__Written exercise__
Gather all lines from the material that contain "班同学健康指数表".

__Data shown__
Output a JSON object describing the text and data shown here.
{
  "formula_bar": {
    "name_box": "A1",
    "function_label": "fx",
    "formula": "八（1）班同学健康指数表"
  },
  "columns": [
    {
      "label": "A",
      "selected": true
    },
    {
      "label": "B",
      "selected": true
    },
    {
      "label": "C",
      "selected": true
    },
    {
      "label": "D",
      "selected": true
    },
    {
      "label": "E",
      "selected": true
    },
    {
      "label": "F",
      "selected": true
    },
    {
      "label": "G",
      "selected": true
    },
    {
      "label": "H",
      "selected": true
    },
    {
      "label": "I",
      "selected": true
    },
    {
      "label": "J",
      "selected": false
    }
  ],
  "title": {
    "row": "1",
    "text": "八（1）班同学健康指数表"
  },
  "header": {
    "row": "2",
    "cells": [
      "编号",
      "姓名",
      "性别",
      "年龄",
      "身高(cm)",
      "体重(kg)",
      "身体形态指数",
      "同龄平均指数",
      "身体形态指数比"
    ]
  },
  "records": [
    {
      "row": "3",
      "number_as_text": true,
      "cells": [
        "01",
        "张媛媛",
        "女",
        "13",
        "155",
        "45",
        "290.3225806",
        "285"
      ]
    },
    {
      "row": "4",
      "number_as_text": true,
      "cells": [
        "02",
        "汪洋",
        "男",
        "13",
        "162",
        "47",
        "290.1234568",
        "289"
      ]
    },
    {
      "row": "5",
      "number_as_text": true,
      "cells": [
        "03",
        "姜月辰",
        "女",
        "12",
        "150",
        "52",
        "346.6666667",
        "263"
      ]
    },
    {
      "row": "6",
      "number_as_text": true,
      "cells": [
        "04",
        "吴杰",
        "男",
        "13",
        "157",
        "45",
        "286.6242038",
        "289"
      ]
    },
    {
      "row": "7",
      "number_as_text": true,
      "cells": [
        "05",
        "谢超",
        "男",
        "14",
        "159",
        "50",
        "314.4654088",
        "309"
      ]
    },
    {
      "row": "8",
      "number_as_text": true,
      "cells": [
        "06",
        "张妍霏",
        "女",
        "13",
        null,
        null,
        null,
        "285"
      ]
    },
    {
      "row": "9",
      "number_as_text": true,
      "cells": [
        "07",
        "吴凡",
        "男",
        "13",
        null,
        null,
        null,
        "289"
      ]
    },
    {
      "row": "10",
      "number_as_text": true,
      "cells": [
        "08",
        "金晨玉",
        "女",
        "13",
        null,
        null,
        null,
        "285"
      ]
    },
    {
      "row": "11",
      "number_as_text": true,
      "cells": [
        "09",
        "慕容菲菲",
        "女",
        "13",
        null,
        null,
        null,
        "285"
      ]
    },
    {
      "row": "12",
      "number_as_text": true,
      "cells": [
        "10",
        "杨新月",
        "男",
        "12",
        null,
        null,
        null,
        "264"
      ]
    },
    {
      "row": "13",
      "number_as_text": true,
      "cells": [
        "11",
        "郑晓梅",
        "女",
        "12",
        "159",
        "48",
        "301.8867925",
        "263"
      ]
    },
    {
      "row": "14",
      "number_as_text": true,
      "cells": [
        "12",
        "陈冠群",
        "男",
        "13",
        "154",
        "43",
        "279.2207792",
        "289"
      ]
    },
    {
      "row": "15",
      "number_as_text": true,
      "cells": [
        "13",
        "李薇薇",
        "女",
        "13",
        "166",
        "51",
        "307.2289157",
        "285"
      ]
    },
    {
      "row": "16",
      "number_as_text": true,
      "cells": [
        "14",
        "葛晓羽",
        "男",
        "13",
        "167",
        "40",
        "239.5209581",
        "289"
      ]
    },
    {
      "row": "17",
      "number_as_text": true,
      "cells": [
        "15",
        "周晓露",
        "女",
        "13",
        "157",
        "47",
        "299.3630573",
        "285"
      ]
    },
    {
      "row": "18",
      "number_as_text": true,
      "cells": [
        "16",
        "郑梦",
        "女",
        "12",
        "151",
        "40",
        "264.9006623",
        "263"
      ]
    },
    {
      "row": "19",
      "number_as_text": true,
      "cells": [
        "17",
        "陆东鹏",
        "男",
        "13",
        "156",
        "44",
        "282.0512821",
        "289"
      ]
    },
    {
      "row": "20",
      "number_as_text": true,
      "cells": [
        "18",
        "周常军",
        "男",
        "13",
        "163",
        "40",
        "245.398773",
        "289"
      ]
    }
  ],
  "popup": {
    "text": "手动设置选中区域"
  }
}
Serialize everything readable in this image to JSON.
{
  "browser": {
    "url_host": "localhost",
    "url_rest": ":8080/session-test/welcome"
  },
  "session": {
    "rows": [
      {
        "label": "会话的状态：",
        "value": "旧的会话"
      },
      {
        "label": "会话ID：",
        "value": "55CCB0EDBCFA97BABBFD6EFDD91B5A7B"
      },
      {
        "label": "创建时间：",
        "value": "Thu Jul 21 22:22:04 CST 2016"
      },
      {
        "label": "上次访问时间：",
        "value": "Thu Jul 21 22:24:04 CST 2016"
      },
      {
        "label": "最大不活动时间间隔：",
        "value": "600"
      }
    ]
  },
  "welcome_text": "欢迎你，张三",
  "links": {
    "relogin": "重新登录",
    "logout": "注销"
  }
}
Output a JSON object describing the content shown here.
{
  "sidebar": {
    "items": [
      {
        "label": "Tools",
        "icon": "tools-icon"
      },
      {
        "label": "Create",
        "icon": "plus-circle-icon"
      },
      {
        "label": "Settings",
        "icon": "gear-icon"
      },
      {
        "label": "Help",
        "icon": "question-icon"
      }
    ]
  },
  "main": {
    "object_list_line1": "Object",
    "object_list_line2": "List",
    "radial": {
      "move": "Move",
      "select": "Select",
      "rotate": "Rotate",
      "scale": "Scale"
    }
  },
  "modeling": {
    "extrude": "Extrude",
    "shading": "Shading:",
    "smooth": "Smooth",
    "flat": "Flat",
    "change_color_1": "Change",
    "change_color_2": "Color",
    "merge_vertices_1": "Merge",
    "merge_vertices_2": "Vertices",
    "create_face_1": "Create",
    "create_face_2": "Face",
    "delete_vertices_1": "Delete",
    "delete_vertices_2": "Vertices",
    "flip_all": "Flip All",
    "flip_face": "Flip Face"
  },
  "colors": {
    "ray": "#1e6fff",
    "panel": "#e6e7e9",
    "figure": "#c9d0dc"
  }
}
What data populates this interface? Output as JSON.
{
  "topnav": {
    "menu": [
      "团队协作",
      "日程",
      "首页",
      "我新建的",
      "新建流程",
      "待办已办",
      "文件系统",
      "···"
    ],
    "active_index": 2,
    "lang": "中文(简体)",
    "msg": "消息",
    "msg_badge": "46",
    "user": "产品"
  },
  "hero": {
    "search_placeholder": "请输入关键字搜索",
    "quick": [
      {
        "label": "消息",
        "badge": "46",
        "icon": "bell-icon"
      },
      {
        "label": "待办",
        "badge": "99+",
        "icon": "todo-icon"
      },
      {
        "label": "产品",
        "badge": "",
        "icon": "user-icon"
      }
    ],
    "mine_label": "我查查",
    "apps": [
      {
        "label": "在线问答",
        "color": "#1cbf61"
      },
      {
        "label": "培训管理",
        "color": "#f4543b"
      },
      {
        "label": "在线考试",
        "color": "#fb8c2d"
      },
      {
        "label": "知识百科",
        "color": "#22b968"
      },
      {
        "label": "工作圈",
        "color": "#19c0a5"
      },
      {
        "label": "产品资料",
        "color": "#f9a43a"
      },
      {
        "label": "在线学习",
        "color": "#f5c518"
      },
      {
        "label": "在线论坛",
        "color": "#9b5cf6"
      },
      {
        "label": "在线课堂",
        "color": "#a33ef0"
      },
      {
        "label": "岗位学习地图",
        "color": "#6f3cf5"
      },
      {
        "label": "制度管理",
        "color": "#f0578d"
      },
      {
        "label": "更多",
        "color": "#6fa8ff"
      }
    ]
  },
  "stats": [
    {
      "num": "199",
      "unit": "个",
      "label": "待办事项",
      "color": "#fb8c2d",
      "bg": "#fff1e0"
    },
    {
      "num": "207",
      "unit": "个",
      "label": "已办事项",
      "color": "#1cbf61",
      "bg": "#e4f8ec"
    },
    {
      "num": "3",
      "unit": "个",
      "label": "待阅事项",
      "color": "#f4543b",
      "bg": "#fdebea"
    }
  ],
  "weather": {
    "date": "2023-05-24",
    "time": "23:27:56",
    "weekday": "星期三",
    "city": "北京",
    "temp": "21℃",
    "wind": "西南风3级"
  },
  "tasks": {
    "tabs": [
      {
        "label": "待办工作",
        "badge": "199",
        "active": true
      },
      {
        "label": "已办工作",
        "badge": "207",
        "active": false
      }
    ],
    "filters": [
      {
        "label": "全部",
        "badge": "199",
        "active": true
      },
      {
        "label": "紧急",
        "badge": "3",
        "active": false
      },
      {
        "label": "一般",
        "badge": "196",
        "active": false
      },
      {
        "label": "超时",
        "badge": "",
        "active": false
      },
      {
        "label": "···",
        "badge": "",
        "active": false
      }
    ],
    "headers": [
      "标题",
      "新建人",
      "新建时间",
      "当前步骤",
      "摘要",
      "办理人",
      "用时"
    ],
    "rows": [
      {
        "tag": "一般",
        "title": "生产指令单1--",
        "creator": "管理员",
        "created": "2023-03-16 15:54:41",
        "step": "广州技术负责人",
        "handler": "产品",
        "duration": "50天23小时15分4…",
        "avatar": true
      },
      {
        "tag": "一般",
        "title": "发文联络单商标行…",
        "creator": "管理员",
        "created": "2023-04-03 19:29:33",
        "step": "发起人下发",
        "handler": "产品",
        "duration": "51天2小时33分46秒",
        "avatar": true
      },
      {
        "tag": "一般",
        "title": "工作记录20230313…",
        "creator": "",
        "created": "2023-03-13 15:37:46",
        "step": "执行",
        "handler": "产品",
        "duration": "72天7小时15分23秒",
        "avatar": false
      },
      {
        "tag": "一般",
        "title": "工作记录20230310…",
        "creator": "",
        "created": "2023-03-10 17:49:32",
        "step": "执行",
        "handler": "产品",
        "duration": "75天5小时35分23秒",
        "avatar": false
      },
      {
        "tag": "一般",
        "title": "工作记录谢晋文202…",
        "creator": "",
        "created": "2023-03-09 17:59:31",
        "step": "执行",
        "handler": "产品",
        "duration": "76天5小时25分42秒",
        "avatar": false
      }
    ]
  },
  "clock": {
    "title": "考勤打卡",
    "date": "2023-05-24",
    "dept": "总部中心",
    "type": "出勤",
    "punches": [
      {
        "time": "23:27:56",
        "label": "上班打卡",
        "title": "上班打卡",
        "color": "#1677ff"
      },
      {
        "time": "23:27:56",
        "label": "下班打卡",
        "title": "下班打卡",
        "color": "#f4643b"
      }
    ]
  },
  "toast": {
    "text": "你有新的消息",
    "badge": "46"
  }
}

__Solution for this exercise__
    "formula": "八（1）班同学健康指数表"
    "text": "八（1）班同学健康指数表"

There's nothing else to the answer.